# EXERCISE DETAILS:
Of all the lines in the material, how many include the word "text"? Give only the number.

• • • • • • •

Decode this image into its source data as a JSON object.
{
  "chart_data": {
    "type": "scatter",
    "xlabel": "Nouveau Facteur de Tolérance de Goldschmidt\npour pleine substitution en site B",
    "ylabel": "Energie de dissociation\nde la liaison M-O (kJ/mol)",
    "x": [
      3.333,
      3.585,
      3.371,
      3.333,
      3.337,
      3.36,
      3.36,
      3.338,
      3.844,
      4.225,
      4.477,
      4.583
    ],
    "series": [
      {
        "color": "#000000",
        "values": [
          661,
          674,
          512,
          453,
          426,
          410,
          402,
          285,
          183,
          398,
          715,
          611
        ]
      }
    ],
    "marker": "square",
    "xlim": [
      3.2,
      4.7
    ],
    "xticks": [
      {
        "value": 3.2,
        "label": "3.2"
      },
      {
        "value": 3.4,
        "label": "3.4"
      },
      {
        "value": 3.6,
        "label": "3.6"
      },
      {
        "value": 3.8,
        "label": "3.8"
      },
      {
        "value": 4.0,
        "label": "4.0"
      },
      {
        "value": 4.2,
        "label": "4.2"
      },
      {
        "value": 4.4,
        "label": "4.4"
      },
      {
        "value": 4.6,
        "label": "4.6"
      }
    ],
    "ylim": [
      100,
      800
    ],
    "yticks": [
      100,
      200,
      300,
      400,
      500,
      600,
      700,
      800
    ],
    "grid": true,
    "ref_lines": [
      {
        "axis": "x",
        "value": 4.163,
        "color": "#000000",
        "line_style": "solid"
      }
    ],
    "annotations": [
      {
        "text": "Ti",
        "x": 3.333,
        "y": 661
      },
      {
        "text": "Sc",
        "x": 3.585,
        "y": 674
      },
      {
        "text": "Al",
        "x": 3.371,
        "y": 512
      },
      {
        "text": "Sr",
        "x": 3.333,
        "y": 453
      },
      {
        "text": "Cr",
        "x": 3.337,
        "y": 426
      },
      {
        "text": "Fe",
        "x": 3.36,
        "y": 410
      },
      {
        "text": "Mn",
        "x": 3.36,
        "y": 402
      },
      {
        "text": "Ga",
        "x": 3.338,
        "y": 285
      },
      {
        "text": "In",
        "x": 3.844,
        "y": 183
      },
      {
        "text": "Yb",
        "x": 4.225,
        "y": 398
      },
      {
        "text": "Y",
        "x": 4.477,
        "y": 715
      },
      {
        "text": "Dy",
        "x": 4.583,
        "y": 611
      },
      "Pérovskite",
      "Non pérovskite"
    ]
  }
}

• • • • • • •

# THE ANSWER:
12